Copy out exactly each line from the line with "Convert this screenshot" through the last line of the material below.

┌──

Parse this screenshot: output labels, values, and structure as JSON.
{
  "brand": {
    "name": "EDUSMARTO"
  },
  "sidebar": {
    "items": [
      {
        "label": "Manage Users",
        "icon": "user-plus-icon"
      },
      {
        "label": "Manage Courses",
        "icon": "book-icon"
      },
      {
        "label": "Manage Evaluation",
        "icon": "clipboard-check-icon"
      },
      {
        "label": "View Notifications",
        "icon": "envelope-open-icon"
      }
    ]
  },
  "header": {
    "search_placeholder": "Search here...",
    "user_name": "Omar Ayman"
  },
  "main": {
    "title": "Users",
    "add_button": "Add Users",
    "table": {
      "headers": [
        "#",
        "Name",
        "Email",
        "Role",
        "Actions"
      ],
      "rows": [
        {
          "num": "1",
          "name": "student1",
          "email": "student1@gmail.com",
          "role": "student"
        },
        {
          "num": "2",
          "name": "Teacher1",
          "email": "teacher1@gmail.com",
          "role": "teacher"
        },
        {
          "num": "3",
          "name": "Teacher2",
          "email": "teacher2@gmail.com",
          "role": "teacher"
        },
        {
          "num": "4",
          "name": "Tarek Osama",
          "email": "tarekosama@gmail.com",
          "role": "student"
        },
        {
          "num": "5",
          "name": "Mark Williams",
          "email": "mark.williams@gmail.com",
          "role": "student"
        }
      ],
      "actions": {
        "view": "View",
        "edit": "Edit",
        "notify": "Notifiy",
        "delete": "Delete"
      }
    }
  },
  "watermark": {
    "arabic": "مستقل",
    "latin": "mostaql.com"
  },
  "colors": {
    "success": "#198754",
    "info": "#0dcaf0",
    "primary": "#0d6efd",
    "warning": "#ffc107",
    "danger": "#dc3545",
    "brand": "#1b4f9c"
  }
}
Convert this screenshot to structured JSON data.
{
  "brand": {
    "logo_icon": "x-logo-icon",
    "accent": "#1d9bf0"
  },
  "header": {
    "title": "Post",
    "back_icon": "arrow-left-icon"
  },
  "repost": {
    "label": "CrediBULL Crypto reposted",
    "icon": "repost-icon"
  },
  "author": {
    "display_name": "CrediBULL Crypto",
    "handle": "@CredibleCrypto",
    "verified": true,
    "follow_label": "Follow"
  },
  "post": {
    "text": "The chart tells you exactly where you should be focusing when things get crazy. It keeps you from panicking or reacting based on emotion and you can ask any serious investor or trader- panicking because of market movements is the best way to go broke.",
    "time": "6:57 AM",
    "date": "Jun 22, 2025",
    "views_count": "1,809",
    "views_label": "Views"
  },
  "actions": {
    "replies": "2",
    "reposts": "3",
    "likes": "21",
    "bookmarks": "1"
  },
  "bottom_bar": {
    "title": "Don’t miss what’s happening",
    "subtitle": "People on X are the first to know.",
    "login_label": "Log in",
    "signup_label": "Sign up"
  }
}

└──

- _Response to the exercise_:
Convert this screenshot to structured JSON data.
{
  "brand": {
    "logo_icon": "x-logo-icon",
    "accent": "#1d9bf0"
  },
  "header": {
    "title": "Post",
    "back_icon": "arrow-left-icon"
  },
  "repost": {
    "label": "CrediBULL Crypto reposted",
    "icon": "repost-icon"
  },
  "author": {
    "display_name": "CrediBULL Crypto",
    "handle": "@CredibleCrypto",
    "verified": true,
    "follow_label": "Follow"
  },
  "post": {
    "text": "The chart tells you exactly where you should be focusing when things get crazy. It keeps you from panicking or reacting based on emotion and you can ask any serious investor or trader- panicking because of market movements is the best way to go broke.",
    "time": "6:57 AM",
    "date": "Jun 22, 2025",
    "views_count": "1,809",
    "views_label": "Views"
  },
  "actions": {
    "replies": "2",
    "reposts": "3",
    "likes": "21",
    "bookmarks": "1"
  },
  "bottom_bar": {
    "title": "Don’t miss what’s happening",
    "subtitle": "People on X are the first to know.",
    "login_label": "Log in",
    "signup_label": "Sign up"
  }
}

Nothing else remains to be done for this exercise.